§ **Stored rows**
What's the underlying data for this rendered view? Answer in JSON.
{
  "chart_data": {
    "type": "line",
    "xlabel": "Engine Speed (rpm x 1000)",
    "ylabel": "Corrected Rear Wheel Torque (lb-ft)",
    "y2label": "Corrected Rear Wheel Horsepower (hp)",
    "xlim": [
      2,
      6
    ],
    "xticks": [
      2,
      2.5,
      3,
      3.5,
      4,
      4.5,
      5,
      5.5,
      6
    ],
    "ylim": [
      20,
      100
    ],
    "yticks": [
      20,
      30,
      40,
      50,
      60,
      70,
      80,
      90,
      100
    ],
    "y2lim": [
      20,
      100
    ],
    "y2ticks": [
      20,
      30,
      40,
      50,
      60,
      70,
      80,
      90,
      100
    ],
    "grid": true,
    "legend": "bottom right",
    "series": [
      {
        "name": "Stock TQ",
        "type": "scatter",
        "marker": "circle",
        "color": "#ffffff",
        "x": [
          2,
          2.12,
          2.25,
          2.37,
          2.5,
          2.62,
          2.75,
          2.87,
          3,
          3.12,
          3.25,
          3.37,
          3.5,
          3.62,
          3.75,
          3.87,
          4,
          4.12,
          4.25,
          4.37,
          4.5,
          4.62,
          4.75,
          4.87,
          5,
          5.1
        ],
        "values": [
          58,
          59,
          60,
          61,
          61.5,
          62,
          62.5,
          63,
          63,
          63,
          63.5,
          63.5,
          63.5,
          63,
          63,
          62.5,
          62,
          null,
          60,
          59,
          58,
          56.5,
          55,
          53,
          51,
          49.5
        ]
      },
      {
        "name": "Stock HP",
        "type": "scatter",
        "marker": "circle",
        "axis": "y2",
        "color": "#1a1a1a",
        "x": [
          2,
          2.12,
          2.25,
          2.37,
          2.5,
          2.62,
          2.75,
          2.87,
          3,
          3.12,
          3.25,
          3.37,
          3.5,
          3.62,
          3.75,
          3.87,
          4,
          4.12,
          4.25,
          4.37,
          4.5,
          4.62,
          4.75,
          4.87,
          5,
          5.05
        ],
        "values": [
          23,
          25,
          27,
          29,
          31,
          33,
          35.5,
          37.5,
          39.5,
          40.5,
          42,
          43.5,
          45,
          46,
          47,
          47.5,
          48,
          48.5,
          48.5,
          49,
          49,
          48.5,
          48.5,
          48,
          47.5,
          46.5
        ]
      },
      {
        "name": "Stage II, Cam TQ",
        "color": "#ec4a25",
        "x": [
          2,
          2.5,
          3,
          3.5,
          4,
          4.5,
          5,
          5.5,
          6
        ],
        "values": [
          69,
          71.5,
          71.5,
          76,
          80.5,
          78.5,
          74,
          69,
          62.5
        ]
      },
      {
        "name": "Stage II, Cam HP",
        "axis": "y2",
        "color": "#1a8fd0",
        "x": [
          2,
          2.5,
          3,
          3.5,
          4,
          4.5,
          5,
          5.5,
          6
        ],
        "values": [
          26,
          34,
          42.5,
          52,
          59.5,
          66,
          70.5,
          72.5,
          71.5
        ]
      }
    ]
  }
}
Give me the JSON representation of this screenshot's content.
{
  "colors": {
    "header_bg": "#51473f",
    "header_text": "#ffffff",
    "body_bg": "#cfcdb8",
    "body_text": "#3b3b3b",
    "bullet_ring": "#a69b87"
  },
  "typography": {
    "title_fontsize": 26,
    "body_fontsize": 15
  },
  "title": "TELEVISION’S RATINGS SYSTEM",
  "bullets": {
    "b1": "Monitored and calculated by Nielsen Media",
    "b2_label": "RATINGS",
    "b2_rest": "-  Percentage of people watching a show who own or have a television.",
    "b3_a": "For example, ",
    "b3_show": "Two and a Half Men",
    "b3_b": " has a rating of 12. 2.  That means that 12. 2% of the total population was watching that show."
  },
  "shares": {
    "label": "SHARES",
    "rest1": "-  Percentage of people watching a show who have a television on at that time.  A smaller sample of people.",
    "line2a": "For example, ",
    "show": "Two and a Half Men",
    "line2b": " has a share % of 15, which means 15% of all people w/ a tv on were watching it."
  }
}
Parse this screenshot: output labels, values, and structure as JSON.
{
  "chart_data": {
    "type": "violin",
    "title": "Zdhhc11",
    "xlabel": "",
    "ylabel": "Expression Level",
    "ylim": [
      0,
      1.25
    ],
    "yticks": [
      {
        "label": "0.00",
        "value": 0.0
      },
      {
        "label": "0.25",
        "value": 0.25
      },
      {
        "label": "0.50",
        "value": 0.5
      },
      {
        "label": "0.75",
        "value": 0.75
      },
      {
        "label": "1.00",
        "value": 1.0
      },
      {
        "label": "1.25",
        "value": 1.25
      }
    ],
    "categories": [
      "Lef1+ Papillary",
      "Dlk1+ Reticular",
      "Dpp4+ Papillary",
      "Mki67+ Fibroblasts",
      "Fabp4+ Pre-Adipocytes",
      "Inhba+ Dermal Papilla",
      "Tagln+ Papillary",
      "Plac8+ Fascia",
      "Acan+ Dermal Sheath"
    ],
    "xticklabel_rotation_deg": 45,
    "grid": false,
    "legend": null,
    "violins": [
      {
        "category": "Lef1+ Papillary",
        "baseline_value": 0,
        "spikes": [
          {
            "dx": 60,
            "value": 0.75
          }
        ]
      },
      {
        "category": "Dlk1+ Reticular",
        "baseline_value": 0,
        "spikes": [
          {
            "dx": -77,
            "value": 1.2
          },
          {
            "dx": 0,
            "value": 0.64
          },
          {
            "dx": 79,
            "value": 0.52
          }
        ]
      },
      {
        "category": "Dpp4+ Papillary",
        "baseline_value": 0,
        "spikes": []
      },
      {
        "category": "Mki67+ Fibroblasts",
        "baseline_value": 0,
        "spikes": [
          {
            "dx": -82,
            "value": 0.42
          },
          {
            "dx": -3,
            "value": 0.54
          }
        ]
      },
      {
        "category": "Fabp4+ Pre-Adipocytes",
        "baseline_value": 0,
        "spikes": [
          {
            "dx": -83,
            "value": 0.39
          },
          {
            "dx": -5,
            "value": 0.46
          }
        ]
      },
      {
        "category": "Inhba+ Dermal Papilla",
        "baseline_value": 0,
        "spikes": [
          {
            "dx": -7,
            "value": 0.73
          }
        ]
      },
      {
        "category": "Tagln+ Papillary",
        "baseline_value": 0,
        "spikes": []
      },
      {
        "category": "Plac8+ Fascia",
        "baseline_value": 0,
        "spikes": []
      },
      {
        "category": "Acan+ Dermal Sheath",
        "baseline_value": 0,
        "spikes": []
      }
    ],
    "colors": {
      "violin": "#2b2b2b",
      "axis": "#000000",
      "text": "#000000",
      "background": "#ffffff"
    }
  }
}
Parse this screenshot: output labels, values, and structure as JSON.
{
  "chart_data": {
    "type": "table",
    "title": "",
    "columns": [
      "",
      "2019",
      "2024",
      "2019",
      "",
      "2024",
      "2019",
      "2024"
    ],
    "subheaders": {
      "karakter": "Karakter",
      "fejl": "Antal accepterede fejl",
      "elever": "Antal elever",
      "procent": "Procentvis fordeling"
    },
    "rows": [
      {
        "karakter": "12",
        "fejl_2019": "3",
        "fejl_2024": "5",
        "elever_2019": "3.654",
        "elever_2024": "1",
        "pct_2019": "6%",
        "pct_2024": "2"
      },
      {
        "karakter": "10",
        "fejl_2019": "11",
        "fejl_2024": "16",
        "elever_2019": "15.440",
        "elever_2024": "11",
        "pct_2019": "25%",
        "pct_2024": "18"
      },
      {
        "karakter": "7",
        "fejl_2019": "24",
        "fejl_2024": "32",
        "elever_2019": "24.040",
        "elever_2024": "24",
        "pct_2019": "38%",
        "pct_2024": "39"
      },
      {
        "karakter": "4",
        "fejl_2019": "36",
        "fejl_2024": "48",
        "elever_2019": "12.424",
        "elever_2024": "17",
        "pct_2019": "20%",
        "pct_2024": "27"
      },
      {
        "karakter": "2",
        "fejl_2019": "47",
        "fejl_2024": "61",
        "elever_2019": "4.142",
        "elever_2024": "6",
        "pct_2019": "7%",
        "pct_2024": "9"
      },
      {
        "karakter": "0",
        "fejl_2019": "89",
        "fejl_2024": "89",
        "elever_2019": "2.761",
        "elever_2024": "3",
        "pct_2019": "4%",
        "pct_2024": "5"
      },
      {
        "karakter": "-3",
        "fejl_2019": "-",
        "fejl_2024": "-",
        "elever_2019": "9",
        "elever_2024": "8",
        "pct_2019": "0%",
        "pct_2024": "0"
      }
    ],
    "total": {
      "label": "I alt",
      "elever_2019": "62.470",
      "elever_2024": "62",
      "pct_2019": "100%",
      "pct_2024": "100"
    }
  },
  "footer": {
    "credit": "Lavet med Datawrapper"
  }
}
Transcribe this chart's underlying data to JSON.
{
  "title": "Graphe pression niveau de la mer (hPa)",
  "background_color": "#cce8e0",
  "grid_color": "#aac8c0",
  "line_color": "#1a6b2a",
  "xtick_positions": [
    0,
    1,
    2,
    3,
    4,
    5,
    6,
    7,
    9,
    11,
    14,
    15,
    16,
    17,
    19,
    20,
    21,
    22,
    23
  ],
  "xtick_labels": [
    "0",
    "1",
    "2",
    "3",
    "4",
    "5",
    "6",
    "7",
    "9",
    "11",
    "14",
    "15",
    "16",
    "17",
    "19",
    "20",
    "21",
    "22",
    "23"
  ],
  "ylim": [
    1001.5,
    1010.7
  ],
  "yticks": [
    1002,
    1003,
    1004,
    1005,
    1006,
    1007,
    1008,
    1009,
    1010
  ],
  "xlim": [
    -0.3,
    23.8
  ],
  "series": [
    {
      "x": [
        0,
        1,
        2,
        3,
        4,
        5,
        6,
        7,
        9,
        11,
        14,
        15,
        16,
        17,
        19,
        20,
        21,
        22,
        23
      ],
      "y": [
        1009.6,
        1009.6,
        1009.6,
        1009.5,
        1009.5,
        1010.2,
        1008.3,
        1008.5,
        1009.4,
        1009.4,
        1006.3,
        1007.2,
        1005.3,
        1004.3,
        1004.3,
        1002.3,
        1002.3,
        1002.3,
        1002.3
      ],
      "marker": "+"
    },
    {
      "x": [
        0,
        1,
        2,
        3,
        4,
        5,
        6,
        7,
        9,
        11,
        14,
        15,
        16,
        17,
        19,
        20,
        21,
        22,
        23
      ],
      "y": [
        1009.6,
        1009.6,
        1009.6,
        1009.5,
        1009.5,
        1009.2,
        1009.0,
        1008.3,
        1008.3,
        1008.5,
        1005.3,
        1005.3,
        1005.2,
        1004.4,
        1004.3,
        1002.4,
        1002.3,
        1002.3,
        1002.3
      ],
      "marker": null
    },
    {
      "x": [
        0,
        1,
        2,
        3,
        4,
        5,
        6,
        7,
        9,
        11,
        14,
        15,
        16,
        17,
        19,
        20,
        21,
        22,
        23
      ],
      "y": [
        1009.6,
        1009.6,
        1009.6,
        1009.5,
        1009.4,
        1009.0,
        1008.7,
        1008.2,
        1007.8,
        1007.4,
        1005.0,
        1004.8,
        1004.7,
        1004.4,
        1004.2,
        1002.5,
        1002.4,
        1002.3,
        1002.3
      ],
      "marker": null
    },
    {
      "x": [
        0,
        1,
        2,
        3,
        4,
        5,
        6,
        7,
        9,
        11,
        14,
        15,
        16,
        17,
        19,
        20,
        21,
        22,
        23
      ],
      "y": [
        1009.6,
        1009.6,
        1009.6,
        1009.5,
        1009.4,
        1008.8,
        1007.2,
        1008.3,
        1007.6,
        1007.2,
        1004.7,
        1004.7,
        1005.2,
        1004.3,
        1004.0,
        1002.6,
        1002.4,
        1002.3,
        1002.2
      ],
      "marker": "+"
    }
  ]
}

§ **What the task asks**
Copy out the lines in which the string "Acan" appears.

§ **Solution to this task**
      "Acan+ Dermal Sheath"
        "category": "Acan+ Dermal Sheath",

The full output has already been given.